Records excerpted from a collection:
"""
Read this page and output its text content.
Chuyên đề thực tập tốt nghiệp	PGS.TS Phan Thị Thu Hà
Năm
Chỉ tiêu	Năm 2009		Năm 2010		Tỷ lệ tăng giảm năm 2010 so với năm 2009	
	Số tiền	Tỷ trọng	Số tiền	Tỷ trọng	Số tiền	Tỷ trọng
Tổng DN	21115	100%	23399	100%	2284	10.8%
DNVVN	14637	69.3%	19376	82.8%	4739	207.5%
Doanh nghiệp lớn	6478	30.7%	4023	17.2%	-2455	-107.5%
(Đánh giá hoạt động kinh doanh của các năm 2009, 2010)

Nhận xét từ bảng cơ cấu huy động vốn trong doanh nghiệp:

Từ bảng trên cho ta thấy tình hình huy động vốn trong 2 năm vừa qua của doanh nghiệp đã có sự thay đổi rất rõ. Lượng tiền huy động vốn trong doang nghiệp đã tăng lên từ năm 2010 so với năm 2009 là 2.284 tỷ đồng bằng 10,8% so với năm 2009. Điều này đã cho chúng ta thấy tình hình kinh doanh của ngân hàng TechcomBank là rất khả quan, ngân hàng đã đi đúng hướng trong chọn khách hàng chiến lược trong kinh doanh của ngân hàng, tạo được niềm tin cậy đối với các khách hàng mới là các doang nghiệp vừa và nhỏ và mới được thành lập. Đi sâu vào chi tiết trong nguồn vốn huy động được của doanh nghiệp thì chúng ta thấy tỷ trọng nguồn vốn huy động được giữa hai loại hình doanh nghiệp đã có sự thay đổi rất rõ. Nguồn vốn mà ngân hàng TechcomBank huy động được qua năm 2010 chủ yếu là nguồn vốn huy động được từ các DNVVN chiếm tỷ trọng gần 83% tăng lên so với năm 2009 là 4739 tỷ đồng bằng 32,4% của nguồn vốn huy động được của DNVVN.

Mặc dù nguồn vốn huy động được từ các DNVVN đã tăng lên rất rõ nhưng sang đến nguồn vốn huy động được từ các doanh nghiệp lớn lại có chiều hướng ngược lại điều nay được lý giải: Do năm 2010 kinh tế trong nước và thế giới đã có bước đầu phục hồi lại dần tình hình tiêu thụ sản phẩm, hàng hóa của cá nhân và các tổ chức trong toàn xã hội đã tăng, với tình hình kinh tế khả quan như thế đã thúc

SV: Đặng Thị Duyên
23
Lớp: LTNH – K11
"""
__Short problem__: Report all lines of the data above that include the string "nguồn".

__Right answer__:
Từ bảng trên cho ta thấy tình hình huy động vốn trong 2 năm vừa qua của doanh nghiệp đã có sự thay đổi rất rõ. Lượng tiền huy động vốn trong doang nghiệp đã tăng lên từ năm 2010 so với năm 2009 là 2.284 tỷ đồng bằng 10,8% so với năm 2009. Điều này đã cho chúng ta thấy tình hình kinh doanh của ngân hàng TechcomBank là rất khả quan, ngân hàng đã đi đúng hướng trong chọn khách hàng chiến lược trong kinh doanh của ngân hàng, tạo được niềm tin cậy đối với các khách hàng mới là các doang nghiệp vừa và nhỏ và mới được thành lập. Đi sâu vào chi tiết trong nguồn vốn huy động được của doanh nghiệp thì chúng ta thấy tỷ trọng nguồn vốn huy động được giữa hai loại hình doanh nghiệp đã có sự thay đổi rất rõ. Nguồn vốn mà ngân hàng TechcomBank huy động được qua năm 2010 chủ yếu là nguồn vốn huy động được từ các DNVVN chiếm tỷ trọng gần 83% tăng lên so với năm 2009 là 4739 tỷ đồng bằng 32,4% của nguồn vốn huy động được của DNVVN.
Mặc dù nguồn vốn huy động được từ các DNVVN đã tăng lên rất rõ nhưng sang đến nguồn vốn huy động được từ các doanh nghiệp lớn lại có chiều hướng ngược lại điều nay được lý giải: Do năm 2010 kinh tế trong nước và thế giới đã có bước đầu phục hồi lại dần tình hình tiêu thụ sản phẩm, hàng hóa của cá nhân và các tổ chức trong toàn xã hội đã tăng, với tình hình kinh tế khả quan như thế đã thúc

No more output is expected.